*Stated task*:
Find each line with "Essere" and copy it.

Data records

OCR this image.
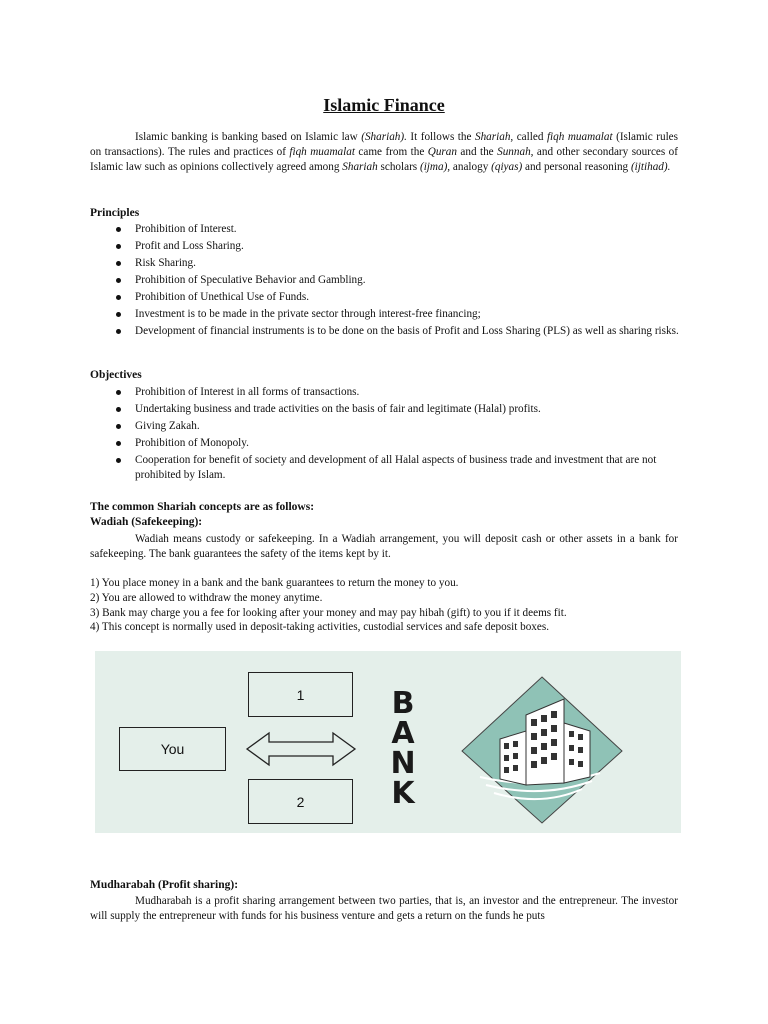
Islamic Finance

Islamic banking is banking based on Islamic law (Shariah). It follows the Shariah, called fiqh muamalat (Islamic rules on transactions). The rules and practices of fiqh muamalat came from the Quran and the Sunnah, and other secondary sources of Islamic law such as opinions collectively agreed among Shariah scholars (ijma), analogy (qiyas) and personal reasoning (ijtihad).

Principles

Prohibition of Interest.
Profit and Loss Sharing.
Risk Sharing.
Prohibition of Speculative Behavior and Gambling.
Prohibition of Unethical Use of Funds.
Investment is to be made in the private sector through interest-free financing;
Development of financial instruments is to be done on the basis of Profit and Loss Sharing (PLS) as well as sharing risks.

Objectives

Prohibition of Interest in all forms of transactions.
Undertaking business and trade activities on the basis of fair and legitimate (Halal) profits.
Giving Zakah.
Prohibition of Monopoly.
Cooperation for benefit of society and development of all Halal aspects of business trade and investment that are not prohibited by Islam.

The common Shariah concepts are as follows:

Wadiah (Safekeeping):

Wadiah means custody or safekeeping. In a Wadiah arrangement, you will deposit cash or other assets in a bank for safekeeping. The bank guarantees the safety of the items kept by it.

1) You place money in a bank and the bank guarantees to return the money to you.
2) You are allowed to withdraw the money anytime.
3) Bank may charge you a fee for looking after your money and may pay hibah (gift) to you if it deems fit.
4) This concept is normally used in deposit-taking activities, custodial services and safe deposit boxes.
You
1
2
B
A
N
K

Mudharabah (Profit sharing):

Mudharabah is a profit sharing arrangement between two parties, that is, an investor and the entrepreneur. The investor will supply the entrepreneur with funds for his business venture and gets a return on the funds he puts
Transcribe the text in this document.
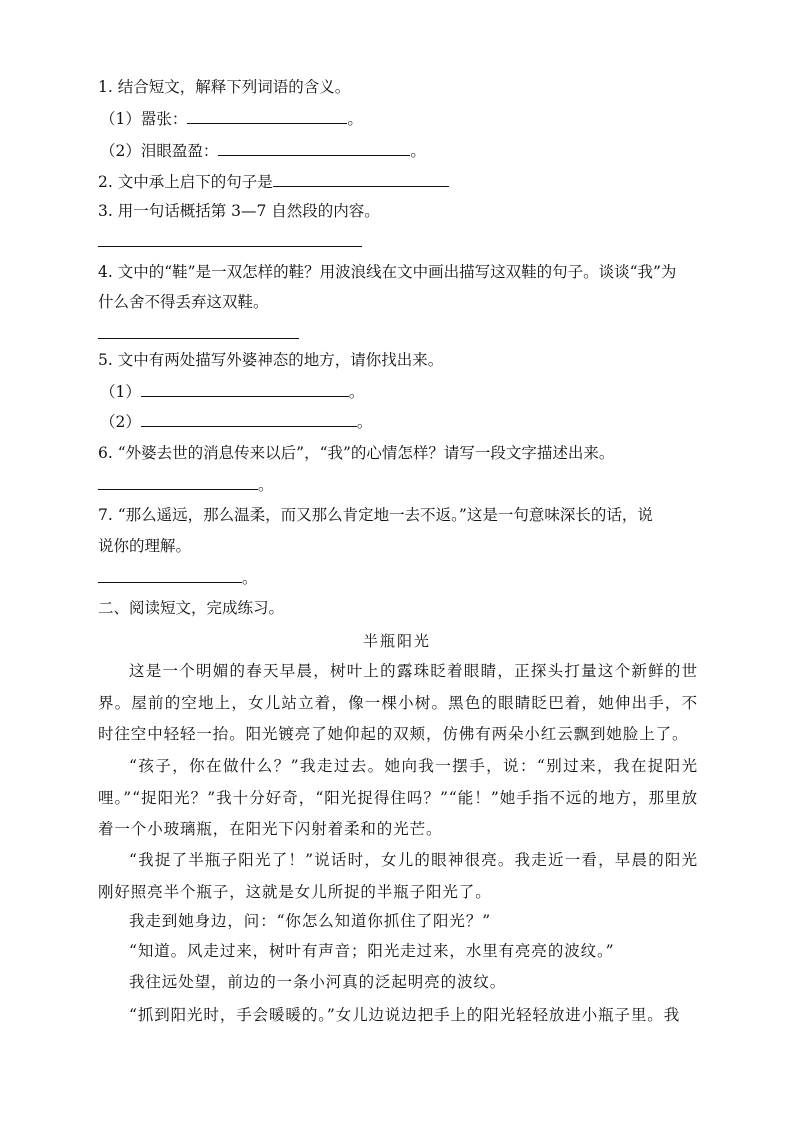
1. 结合短文，解释下列词语的含义。
（1）嚣张：	。
（2）泪眼盈盈：	。
2. 文中承上启下的句子是
3. 用一句话概括第 3—7 自然段的内容。
4. 文中的“鞋”是一双怎样的鞋？用波浪线在文中画出描写这双鞋的句子。谈谈“我”为
什么舍不得丢弃这双鞋。
5. 文中有两处描写外婆神态的地方，请你找出来。
（1）	。
（2）	。
6. “外婆去世的消息传来以后”，“我”的心情怎样？请写一段文字描述出来。
。
7. “那么遥远，那么温柔，而又那么肯定地一去不返。”这是一句意味深长的话，说
说你的理解。
。
二、阅读短文，完成练习。
半瓶阳光
这是一个明媚的春天早晨，树叶上的露珠眨着眼睛，正探头打量这个新鲜的世界。屋前的空地上，女儿站立着，像一棵小树。黑色的眼睛眨巴着，她伸出手，不时往空中轻轻一抬。阳光镀亮了她仰起的双颊，仿佛有两朵小红云飘到她脸上了。
“孩子，你在做什么？”我走过去。她向我一摆手，说：“别过来，我在捉阳光哩。”“捉阳光？”我十分好奇，“阳光捉得住吗？”“能！”她手指不远的地方，那里放着一个小玻璃瓶，在阳光下闪射着柔和的光芒。
“我捉了半瓶子阳光了！”说话时，女儿的眼神很亮。我走近一看，早晨的阳光刚好照亮半个瓶子，这就是女儿所捉的半瓶子阳光了。
我走到她身边，问：“你怎么知道你抓住了阳光？”
“知道。风走过来，树叶有声音；阳光走过来，水里有亮亮的波纹。”
我往远处望，前边的一条小河真的泛起明亮的波纹。
“抓到阳光时，手会暖暖的。”女儿边说边把手上的阳光轻轻放进小瓶子里。我
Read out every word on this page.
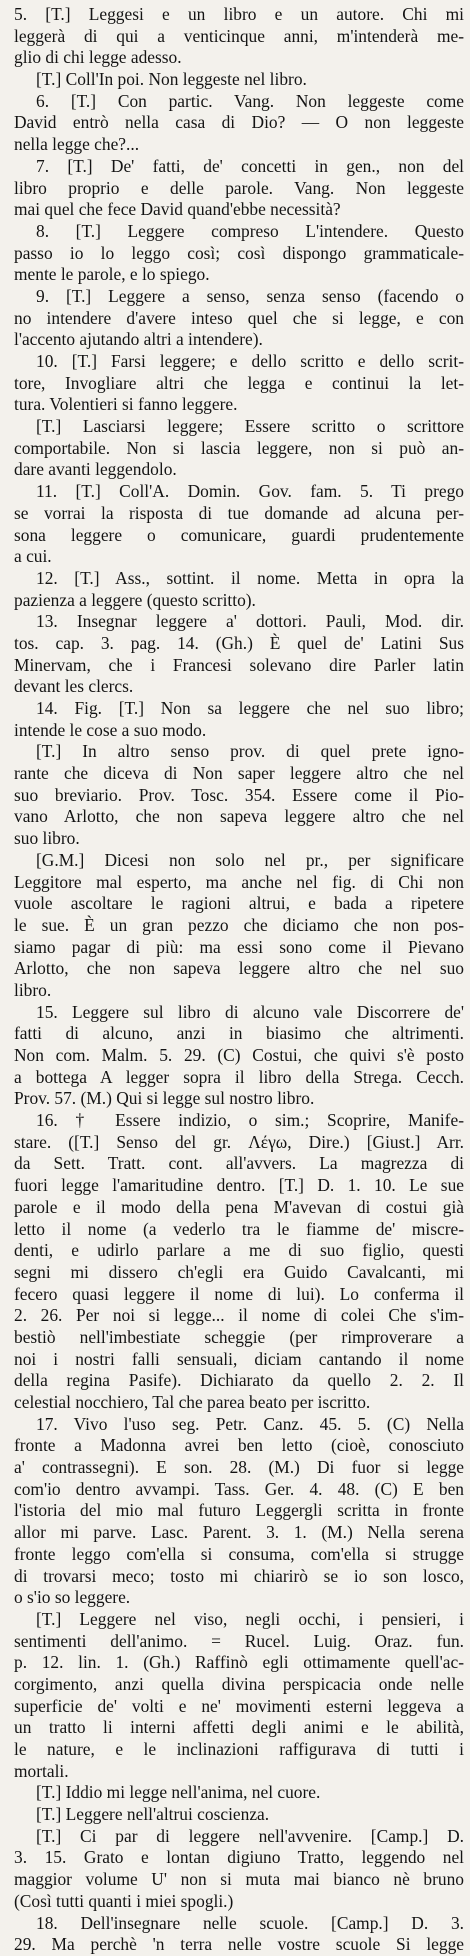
5. [T.] Leggesi e un libro e un autore. Chi mi
leggerà di qui a venticinque anni, m'intenderà me-
glio di chi legge adesso.
[T.] Coll'In poi. Non leggeste nel libro.
6. [T.] Con partic. Vang. Non leggeste come
David entrò nella casa di Dio? — O non leggeste
nella legge che?...
7. [T.] De' fatti, de' concetti in gen., non del
libro proprio e delle parole. Vang. Non leggeste
mai quel che fece David quand'ebbe necessità?
8. [T.] Leggere compreso L'intendere. Questo
passo io lo leggo così; così dispongo grammaticale-
mente le parole, e lo spiego.
9. [T.] Leggere a senso, senza senso (facendo o
no intendere d'avere inteso quel che si legge, e con
l'accento ajutando altri a intendere).
10. [T.] Farsi leggere; e dello scritto e dello scrit-
tore, Invogliare altri che legga e continui la let-
tura. Volentieri si fanno leggere.
[T.] Lasciarsi leggere; Essere scritto o scrittore
comportabile. Non si lascia leggere, non si può an-
dare avanti leggendolo.
11. [T.] Coll'A. Domin. Gov. fam. 5. Ti prego
se vorrai la risposta di tue domande ad alcuna per-
sona leggere o comunicare, guardi prudentemente
a cui.
12. [T.] Ass., sottint. il nome. Metta in opra la
pazienza a leggere (questo scritto).
13. Insegnar leggere a' dottori. Pauli, Mod. dir.
tos. cap. 3. pag. 14. (Gh.) È quel de' Latini Sus
Minervam, che i Francesi solevano dire Parler latin
devant les clercs.
14. Fig. [T.] Non sa leggere che nel suo libro;
intende le cose a suo modo.
[T.] In altro senso prov. di quel prete igno-
rante che diceva di Non saper leggere altro che nel
suo breviario. Prov. Tosc. 354. Essere come il Pio-
vano Arlotto, che non sapeva leggere altro che nel
suo libro.
[G.M.] Dicesi non solo nel pr., per significare
Leggitore mal esperto, ma anche nel fig. di Chi non
vuole ascoltare le ragioni altrui, e bada a ripetere
le sue. È un gran pezzo che diciamo che non pos-
siamo pagar di più: ma essi sono come il Pievano
Arlotto, che non sapeva leggere altro che nel suo
libro.
15. Leggere sul libro di alcuno vale Discorrere de'
fatti di alcuno, anzi in biasimo che altrimenti.
Non com. Malm. 5. 29. (C) Costui, che quivi s'è posto
a bottega A legger sopra il libro della Strega. Cecch.
Prov. 57. (M.) Qui si legge sul nostro libro.
16. † Essere indizio, o sim.; Scoprire, Manife-
stare. ([T.] Senso del gr. Λέγω, Dire.) [Giust.] Arr.
da Sett. Tratt. cont. all'avvers. La magrezza di
fuori legge l'amaritudine dentro. [T.] D. 1. 10. Le sue
parole e il modo della pena M'avevan di costui già
letto il nome (a vederlo tra le fiamme de' miscre-
denti, e udirlo parlare a me di suo figlio, questi
segni mi dissero ch'egli era Guido Cavalcanti, mi
fecero quasi leggere il nome di lui). Lo conferma il
2. 26. Per noi si legge... il nome di colei Che s'im-
bestiò nell'imbestiate scheggie (per rimproverare a
noi i nostri falli sensuali, diciam cantando il nome
della regina Pasife). Dichiarato da quello 2. 2. Il
celestial nocchiero, Tal che parea beato per iscritto.
17. Vivo l'uso seg. Petr. Canz. 45. 5. (C) Nella
fronte a Madonna avrei ben letto (cioè, conosciuto
a' contrassegni). E son. 28. (M.) Di fuor si legge
com'io dentro avvampi. Tass. Ger. 4. 48. (C) E ben
l'istoria del mio mal futuro Leggergli scritta in fronte
allor mi parve. Lasc. Parent. 3. 1. (M.) Nella serena
fronte leggo com'ella si consuma, com'ella si strugge
di trovarsi meco; tosto mi chiarirò se io son losco,
o s'io so leggere.
[T.] Leggere nel viso, negli occhi, i pensieri, i
sentimenti dell'animo. = Rucel. Luig. Oraz. fun.
p. 12. lin. 1. (Gh.) Raffinò egli ottimamente quell'ac-
corgimento, anzi quella divina perspicacia onde nelle
superficie de' volti e ne' movimenti esterni leggeva a
un tratto li interni affetti degli animi e le abilità,
le nature, e le inclinazioni raffigurava di tutti i
mortali.
[T.] Iddio mi legge nell'anima, nel cuore.
[T.] Leggere nell'altrui coscienza.
[T.] Ci par di leggere nell'avvenire. [Camp.] D.
3. 15. Grato e lontan digiuno Tratto, leggendo nel
maggior volume U' non si muta mai bianco nè bruno
(Così tutti quanti i miei spogli.)
18. Dell'insegnare nelle scuole. [Camp.] D. 3.
29. Ma perchè 'n terra nelle vostre scuole Si legge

*Exercise output*:
[T.] Lasciarsi leggere; Essere scritto o scrittore
suo breviario. Prov. Tosc. 354. Essere come il Pio-
16. † Essere indizio, o sim.; Scoprire, Manife-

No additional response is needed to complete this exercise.